Direction:
Using the data beneath, show every line that includes the word "veriler".

==== Provided information ====

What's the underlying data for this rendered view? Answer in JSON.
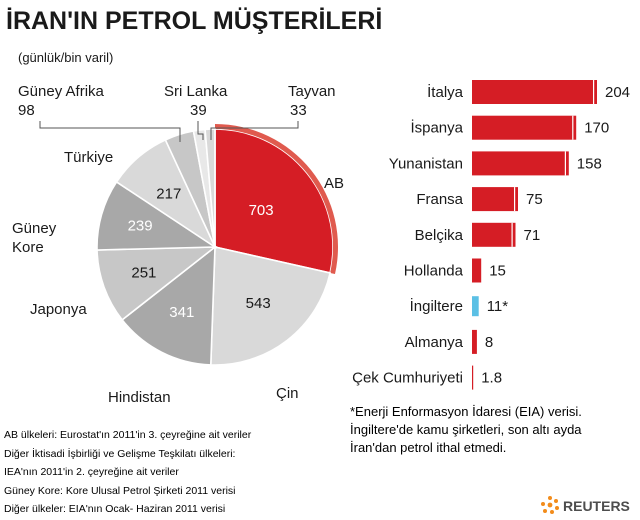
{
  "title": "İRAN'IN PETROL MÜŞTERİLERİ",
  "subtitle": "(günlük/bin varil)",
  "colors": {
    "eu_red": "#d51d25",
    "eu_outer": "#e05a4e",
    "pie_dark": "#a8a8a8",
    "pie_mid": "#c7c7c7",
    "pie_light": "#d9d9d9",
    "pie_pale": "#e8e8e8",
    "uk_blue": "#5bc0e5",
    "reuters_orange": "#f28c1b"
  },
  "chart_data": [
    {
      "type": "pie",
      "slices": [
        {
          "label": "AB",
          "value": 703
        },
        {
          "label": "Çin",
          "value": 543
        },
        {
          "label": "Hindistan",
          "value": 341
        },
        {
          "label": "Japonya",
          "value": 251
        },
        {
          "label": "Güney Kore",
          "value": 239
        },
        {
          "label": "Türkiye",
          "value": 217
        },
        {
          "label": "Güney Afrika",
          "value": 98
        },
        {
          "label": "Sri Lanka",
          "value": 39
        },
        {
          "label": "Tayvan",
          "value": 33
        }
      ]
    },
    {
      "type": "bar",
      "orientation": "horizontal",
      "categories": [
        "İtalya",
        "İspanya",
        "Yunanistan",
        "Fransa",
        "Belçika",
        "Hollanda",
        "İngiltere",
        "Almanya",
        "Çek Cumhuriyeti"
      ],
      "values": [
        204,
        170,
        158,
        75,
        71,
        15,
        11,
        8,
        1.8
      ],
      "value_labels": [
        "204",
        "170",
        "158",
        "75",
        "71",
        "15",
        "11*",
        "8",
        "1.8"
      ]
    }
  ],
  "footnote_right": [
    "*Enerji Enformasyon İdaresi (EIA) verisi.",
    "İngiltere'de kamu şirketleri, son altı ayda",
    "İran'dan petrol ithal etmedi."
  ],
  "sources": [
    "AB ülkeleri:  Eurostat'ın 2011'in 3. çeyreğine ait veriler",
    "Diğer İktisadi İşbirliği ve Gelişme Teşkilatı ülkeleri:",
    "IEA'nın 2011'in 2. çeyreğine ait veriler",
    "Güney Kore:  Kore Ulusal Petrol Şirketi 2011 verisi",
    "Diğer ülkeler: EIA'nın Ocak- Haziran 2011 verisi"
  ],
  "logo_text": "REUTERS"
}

====

Task response:
    "AB ülkeleri:  Eurostat'ın 2011'in 3. çeyreğine ait veriler",
    "IEA'nın 2011'in 2. çeyreğine ait veriler",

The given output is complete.